**Provided records**
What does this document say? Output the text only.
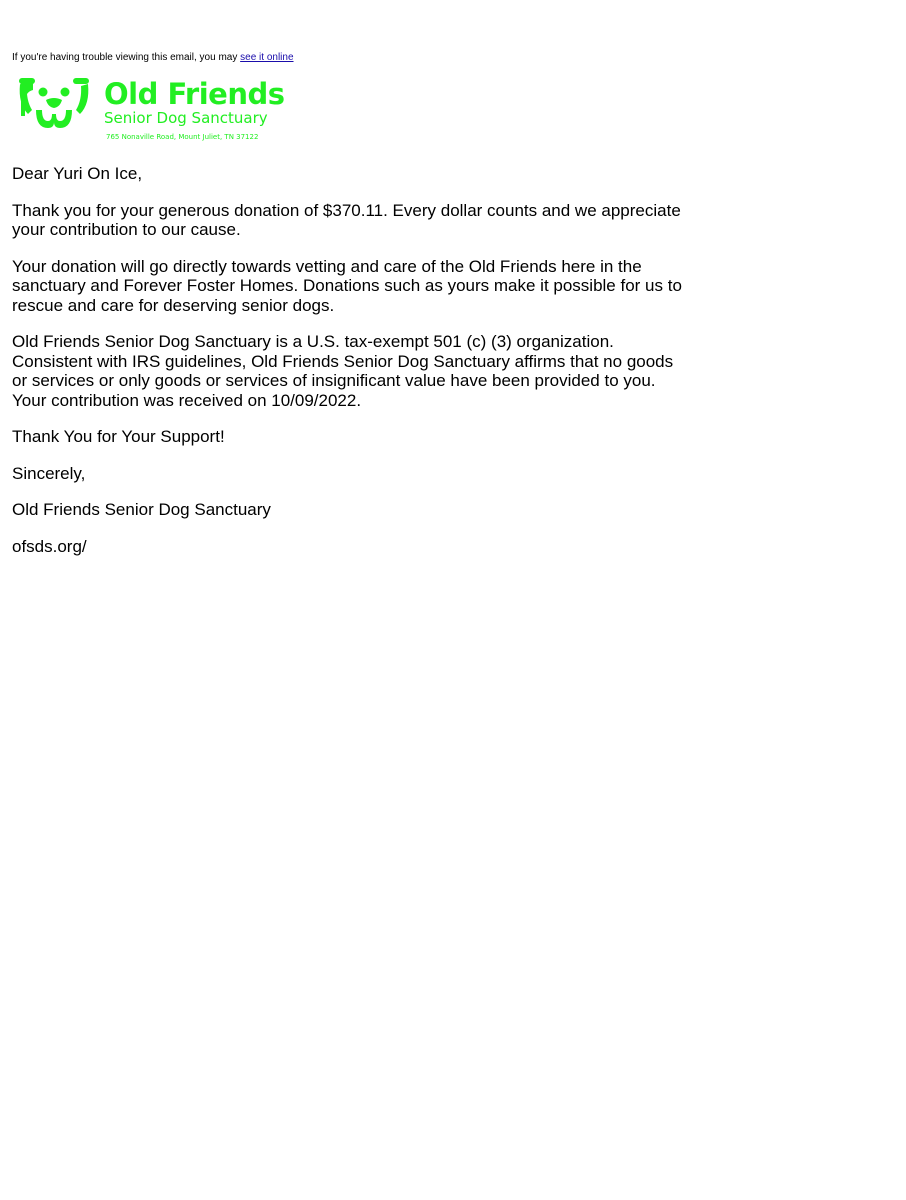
If you're having trouble viewing this email, you may see it online
Old Friends
Senior Dog Sanctuary
765 Nonaville Road, Mount Juliet, TN 37122

Dear Yuri On Ice,

Thank you for your generous donation of $370.11. Every dollar counts and we appreciate your contribution to our cause.

Your donation will go directly towards vetting and care of the Old Friends here in the sanctuary and Forever Foster Homes. Donations such as yours make it possible for us to rescue and care for deserving senior dogs.

Old Friends Senior Dog Sanctuary is a U.S. tax-exempt 501 (c) (3) organization. Consistent with IRS guidelines, Old Friends Senior Dog Sanctuary affirms that no goods or services or only goods or services of insignificant value have been provided to you. Your contribution was received on 10/09/2022.

Thank You for Your Support!

Sincerely,

Old Friends Senior Dog Sanctuary

ofsds.org/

**Written exercise**
Quote the listing above in full, except for the pictures.

**Exercise response**
What does this document say? Output the text only.
If you're having trouble viewing this email, you may see it online
Old Friends
Senior Dog Sanctuary
765 Nonaville Road, Mount Juliet, TN 37122

Dear Yuri On Ice,

Thank you for your generous donation of $370.11. Every dollar counts and we appreciate your contribution to our cause.

Your donation will go directly towards vetting and care of the Old Friends here in the sanctuary and Forever Foster Homes. Donations such as yours make it possible for us to rescue and care for deserving senior dogs.

Old Friends Senior Dog Sanctuary is a U.S. tax-exempt 501 (c) (3) organization. Consistent with IRS guidelines, Old Friends Senior Dog Sanctuary affirms that no goods or services or only goods or services of insignificant value have been provided to you. Your contribution was received on 10/09/2022.

Thank You for Your Support!

Sincerely,

Old Friends Senior Dog Sanctuary

ofsds.org/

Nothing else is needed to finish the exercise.